* [Written task] Pull every line containing the word "USGS" from the records.

* [Material for the task]
____
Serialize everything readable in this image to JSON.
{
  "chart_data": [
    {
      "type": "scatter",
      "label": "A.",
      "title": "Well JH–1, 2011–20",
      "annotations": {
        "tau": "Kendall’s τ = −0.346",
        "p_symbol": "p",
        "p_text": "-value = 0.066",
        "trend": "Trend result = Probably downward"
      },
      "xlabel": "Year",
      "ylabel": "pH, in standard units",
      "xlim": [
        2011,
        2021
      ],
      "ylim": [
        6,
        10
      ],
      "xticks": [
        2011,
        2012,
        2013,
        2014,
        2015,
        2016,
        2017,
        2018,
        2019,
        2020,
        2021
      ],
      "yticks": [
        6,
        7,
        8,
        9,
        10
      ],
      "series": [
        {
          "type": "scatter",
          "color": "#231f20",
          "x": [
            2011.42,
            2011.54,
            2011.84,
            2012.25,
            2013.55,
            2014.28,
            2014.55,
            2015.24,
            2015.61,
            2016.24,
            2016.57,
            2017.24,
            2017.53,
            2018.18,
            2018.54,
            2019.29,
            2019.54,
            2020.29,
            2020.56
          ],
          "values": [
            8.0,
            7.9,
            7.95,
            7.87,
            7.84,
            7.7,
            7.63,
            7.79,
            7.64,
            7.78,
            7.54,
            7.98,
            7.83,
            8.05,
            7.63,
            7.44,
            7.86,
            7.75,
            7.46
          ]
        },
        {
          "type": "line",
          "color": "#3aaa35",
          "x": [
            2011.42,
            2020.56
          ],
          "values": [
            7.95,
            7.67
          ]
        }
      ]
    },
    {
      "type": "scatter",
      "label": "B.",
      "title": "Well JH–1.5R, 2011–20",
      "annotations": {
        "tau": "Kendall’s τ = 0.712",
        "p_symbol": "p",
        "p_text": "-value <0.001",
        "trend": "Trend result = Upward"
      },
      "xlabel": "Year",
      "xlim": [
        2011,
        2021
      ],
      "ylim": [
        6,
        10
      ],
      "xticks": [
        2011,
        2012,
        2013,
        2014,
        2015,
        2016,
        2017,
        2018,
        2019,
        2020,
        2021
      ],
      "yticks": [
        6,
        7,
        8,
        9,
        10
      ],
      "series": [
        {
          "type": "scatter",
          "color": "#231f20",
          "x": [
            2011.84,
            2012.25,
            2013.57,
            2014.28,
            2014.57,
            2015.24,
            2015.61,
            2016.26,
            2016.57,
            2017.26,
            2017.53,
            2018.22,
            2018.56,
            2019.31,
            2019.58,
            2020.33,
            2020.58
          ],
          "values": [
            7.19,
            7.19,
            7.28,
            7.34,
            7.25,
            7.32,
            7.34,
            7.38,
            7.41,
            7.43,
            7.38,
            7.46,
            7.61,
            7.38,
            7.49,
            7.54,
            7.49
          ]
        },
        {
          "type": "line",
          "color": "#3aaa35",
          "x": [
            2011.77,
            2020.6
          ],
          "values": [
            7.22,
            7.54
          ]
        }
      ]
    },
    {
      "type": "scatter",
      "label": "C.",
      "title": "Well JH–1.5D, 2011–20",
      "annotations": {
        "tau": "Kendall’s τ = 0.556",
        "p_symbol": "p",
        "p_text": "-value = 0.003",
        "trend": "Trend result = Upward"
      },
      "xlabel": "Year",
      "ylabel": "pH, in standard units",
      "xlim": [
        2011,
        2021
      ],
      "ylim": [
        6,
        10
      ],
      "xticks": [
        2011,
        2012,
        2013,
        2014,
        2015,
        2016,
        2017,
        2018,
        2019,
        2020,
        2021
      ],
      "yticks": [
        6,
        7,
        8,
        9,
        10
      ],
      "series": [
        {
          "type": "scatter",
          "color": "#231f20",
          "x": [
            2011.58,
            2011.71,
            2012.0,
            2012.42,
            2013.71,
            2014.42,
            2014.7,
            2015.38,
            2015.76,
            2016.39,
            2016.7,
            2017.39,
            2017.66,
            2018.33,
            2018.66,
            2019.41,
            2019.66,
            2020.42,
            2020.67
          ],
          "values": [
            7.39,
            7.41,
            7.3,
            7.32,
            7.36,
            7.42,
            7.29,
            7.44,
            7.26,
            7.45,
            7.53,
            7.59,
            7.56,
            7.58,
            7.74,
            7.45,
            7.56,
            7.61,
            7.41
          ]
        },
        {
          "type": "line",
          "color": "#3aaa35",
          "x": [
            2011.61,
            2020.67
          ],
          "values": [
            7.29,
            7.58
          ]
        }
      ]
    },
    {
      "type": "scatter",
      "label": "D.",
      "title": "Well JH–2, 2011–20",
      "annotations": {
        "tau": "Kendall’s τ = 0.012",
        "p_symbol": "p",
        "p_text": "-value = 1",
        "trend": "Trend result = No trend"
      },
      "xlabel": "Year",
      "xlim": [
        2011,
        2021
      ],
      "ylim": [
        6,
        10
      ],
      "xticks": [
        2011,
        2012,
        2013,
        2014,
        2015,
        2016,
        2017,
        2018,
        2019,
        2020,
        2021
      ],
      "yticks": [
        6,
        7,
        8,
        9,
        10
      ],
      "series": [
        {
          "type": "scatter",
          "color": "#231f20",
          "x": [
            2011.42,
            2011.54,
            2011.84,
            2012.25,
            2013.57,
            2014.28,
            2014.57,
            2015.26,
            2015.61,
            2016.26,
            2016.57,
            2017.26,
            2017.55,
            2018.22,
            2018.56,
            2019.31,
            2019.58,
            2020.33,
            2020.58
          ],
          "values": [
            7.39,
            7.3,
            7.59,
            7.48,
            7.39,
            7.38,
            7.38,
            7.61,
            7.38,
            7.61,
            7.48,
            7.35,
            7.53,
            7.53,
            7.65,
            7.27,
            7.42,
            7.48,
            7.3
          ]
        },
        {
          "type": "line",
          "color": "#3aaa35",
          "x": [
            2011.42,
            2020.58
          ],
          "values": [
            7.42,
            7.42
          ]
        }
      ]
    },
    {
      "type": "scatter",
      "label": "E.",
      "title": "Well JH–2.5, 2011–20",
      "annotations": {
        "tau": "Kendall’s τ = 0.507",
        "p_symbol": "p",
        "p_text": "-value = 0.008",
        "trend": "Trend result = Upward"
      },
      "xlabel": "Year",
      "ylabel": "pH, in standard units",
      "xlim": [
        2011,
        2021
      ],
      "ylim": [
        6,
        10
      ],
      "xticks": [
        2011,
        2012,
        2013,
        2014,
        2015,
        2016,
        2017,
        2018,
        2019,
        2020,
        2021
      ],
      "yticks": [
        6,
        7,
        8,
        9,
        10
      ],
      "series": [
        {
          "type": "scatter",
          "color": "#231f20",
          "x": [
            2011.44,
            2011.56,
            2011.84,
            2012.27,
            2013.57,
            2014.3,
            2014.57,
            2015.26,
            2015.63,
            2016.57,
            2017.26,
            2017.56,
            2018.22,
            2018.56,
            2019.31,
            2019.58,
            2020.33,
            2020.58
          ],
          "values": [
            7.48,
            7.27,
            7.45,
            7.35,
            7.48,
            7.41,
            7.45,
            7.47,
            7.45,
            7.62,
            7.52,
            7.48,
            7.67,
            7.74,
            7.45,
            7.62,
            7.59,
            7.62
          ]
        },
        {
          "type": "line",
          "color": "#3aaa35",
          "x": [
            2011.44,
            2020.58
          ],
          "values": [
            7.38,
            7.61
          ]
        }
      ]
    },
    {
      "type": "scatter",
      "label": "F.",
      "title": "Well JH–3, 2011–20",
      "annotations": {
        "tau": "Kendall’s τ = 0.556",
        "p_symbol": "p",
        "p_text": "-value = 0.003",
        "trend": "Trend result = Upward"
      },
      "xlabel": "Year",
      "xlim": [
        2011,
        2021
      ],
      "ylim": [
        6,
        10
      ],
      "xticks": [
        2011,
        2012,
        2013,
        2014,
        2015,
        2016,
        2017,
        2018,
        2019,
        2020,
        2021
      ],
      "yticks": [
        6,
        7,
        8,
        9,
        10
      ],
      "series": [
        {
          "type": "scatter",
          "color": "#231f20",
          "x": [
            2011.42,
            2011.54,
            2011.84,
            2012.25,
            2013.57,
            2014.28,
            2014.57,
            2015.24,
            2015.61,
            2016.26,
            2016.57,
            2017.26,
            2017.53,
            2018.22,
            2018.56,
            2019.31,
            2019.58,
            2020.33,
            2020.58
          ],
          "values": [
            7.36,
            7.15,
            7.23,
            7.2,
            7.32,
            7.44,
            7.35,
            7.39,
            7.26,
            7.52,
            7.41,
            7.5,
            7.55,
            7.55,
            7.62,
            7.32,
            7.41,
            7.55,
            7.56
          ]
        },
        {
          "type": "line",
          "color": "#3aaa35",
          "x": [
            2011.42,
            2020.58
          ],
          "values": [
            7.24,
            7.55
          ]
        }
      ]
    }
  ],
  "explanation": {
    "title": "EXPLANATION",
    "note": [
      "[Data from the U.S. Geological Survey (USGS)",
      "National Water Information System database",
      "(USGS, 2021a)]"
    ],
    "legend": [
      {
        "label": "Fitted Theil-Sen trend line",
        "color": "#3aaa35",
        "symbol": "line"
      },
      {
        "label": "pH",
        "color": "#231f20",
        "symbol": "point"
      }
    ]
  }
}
____
* [Task answer]
      "[Data from the U.S. Geological Survey (USGS)",
      "(USGS, 2021a)]"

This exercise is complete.